(Dataset items)
··········

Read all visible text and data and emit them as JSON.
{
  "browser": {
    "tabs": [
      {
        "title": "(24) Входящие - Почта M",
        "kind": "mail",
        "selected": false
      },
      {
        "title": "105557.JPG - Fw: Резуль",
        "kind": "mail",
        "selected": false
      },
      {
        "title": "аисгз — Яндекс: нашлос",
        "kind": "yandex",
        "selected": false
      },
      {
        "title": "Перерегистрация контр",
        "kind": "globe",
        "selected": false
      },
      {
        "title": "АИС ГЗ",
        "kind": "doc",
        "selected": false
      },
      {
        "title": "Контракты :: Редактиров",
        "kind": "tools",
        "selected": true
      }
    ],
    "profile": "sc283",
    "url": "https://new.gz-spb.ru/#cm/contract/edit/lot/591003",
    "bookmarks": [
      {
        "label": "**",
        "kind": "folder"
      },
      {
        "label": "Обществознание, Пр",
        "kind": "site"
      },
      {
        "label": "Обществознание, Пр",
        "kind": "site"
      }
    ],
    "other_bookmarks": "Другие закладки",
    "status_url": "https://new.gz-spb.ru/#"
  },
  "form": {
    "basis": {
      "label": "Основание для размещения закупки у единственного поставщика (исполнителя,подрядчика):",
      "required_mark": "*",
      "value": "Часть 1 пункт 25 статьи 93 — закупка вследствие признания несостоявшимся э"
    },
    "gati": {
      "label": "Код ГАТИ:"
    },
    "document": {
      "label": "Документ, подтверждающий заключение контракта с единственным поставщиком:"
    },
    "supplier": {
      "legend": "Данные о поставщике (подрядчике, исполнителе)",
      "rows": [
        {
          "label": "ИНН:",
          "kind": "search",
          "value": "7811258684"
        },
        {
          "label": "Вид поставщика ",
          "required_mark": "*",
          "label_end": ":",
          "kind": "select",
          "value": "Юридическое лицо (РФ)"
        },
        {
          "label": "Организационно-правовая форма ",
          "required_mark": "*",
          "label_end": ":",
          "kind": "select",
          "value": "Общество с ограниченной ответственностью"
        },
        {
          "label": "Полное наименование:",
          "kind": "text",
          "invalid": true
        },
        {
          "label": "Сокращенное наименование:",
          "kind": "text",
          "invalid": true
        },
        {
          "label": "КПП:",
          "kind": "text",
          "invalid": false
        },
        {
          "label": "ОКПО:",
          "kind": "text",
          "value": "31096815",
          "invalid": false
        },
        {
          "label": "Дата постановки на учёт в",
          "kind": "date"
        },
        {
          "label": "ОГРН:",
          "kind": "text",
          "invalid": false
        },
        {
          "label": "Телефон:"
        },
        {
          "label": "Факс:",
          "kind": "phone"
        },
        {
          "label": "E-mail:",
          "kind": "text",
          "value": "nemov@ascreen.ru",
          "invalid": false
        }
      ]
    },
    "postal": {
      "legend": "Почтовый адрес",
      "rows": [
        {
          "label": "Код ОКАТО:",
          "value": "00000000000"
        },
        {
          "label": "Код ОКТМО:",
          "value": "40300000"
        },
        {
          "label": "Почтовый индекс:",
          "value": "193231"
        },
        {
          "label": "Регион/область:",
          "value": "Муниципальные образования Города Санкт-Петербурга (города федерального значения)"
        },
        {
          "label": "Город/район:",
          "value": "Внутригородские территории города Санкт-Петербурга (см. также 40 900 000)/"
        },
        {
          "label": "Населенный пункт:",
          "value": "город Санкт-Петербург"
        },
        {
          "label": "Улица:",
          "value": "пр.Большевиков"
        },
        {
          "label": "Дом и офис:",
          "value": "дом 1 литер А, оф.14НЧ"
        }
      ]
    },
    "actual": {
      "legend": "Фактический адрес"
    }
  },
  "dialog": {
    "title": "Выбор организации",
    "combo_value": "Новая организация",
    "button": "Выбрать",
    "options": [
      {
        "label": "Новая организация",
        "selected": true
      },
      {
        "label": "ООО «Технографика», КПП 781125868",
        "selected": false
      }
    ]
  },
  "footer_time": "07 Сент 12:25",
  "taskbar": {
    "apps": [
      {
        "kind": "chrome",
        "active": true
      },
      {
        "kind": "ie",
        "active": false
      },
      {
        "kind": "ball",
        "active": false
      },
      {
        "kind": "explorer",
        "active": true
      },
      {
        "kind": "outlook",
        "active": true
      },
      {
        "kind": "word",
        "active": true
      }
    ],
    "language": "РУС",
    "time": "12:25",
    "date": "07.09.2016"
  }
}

··········

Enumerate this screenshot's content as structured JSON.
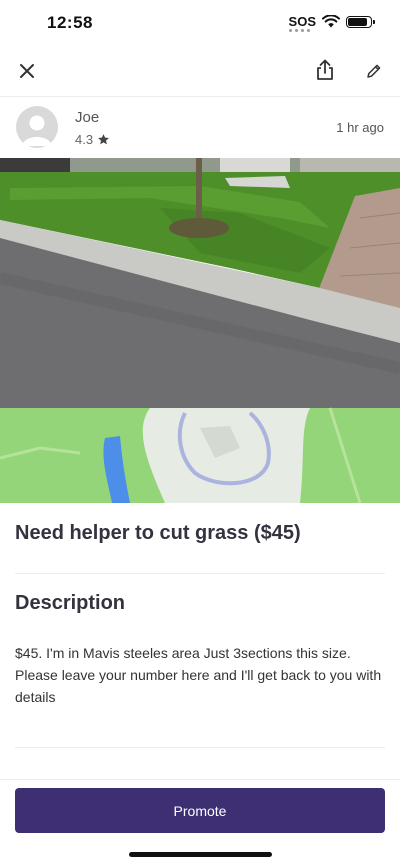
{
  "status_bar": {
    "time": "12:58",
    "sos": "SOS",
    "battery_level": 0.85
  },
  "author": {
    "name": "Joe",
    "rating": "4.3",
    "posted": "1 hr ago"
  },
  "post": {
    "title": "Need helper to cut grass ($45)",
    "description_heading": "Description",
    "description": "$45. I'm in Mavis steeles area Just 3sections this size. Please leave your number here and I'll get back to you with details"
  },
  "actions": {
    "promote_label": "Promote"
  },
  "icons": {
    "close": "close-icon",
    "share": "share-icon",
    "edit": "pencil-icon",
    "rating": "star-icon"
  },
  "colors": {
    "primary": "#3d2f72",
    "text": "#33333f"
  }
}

··········

__WRITTEN INSTRUCTION__
How many of the lines above contain the string "организация"? Give the number only.

__RESPONSE__
2